§ Exercise:
Your task is to print the material below exactly as presented.

§ Source data:
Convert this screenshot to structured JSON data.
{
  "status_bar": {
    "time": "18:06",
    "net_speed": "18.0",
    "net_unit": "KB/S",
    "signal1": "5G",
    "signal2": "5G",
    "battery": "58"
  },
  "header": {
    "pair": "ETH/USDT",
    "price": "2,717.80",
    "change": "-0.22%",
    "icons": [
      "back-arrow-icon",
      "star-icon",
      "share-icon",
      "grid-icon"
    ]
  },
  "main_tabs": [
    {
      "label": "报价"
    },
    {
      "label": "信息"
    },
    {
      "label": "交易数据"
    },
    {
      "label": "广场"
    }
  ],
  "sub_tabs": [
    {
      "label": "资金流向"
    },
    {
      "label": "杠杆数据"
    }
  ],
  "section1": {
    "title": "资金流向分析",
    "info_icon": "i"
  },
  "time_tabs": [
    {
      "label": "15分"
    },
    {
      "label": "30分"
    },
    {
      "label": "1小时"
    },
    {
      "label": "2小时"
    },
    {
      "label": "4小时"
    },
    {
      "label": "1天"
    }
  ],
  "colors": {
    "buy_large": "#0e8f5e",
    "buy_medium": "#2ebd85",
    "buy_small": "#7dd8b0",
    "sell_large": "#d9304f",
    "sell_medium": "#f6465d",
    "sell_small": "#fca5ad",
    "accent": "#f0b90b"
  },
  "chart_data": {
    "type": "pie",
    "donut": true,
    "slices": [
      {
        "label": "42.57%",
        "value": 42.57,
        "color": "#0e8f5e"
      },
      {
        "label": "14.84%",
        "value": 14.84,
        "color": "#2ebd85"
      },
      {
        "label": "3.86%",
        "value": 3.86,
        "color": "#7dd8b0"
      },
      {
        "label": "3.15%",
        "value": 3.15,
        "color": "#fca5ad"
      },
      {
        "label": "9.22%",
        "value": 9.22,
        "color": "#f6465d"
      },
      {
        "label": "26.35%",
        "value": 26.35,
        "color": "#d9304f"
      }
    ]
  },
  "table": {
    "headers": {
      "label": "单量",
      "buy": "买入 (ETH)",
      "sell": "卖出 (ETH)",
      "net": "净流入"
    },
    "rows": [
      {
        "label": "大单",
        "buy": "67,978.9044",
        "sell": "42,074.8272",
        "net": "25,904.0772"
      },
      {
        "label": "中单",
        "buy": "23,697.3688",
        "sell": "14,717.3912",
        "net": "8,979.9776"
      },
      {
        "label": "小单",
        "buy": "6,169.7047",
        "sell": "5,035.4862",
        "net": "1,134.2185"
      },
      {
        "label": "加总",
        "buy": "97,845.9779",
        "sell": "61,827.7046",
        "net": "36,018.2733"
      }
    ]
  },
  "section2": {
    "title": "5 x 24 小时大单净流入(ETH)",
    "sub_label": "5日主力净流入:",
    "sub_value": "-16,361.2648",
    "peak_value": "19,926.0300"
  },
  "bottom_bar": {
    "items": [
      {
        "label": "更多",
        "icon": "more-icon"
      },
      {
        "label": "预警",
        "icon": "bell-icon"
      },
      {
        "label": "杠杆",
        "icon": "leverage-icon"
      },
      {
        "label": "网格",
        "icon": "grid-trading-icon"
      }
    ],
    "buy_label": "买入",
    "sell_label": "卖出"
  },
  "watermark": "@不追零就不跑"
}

§ Solution to this problem:
Convert this screenshot to structured JSON data.
{
  "status_bar": {
    "time": "18:06",
    "net_speed": "18.0",
    "net_unit": "KB/S",
    "signal1": "5G",
    "signal2": "5G",
    "battery": "58"
  },
  "header": {
    "pair": "ETH/USDT",
    "price": "2,717.80",
    "change": "-0.22%",
    "icons": [
      "back-arrow-icon",
      "star-icon",
      "share-icon",
      "grid-icon"
    ]
  },
  "main_tabs": [
    {
      "label": "报价"
    },
    {
      "label": "信息"
    },
    {
      "label": "交易数据"
    },
    {
      "label": "广场"
    }
  ],
  "sub_tabs": [
    {
      "label": "资金流向"
    },
    {
      "label": "杠杆数据"
    }
  ],
  "section1": {
    "title": "资金流向分析",
    "info_icon": "i"
  },
  "time_tabs": [
    {
      "label": "15分"
    },
    {
      "label": "30分"
    },
    {
      "label": "1小时"
    },
    {
      "label": "2小时"
    },
    {
      "label": "4小时"
    },
    {
      "label": "1天"
    }
  ],
  "colors": {
    "buy_large": "#0e8f5e",
    "buy_medium": "#2ebd85",
    "buy_small": "#7dd8b0",
    "sell_large": "#d9304f",
    "sell_medium": "#f6465d",
    "sell_small": "#fca5ad",
    "accent": "#f0b90b"
  },
  "chart_data": {
    "type": "pie",
    "donut": true,
    "slices": [
      {
        "label": "42.57%",
        "value": 42.57,
        "color": "#0e8f5e"
      },
      {
        "label": "14.84%",
        "value": 14.84,
        "color": "#2ebd85"
      },
      {
        "label": "3.86%",
        "value": 3.86,
        "color": "#7dd8b0"
      },
      {
        "label": "3.15%",
        "value": 3.15,
        "color": "#fca5ad"
      },
      {
        "label": "9.22%",
        "value": 9.22,
        "color": "#f6465d"
      },
      {
        "label": "26.35%",
        "value": 26.35,
        "color": "#d9304f"
      }
    ]
  },
  "table": {
    "headers": {
      "label": "单量",
      "buy": "买入 (ETH)",
      "sell": "卖出 (ETH)",
      "net": "净流入"
    },
    "rows": [
      {
        "label": "大单",
        "buy": "67,978.9044",
        "sell": "42,074.8272",
        "net": "25,904.0772"
      },
      {
        "label": "中单",
        "buy": "23,697.3688",
        "sell": "14,717.3912",
        "net": "8,979.9776"
      },
      {
        "label": "小单",
        "buy": "6,169.7047",
        "sell": "5,035.4862",
        "net": "1,134.2185"
      },
      {
        "label": "加总",
        "buy": "97,845.9779",
        "sell": "61,827.7046",
        "net": "36,018.2733"
      }
    ]
  },
  "section2": {
    "title": "5 x 24 小时大单净流入(ETH)",
    "sub_label": "5日主力净流入:",
    "sub_value": "-16,361.2648",
    "peak_value": "19,926.0300"
  },
  "bottom_bar": {
    "items": [
      {
        "label": "更多",
        "icon": "more-icon"
      },
      {
        "label": "预警",
        "icon": "bell-icon"
      },
      {
        "label": "杠杆",
        "icon": "leverage-icon"
      },
      {
        "label": "网格",
        "icon": "grid-trading-icon"
      }
    ],
    "buy_label": "买入",
    "sell_label": "卖出"
  },
  "watermark": "@不追零就不跑"
}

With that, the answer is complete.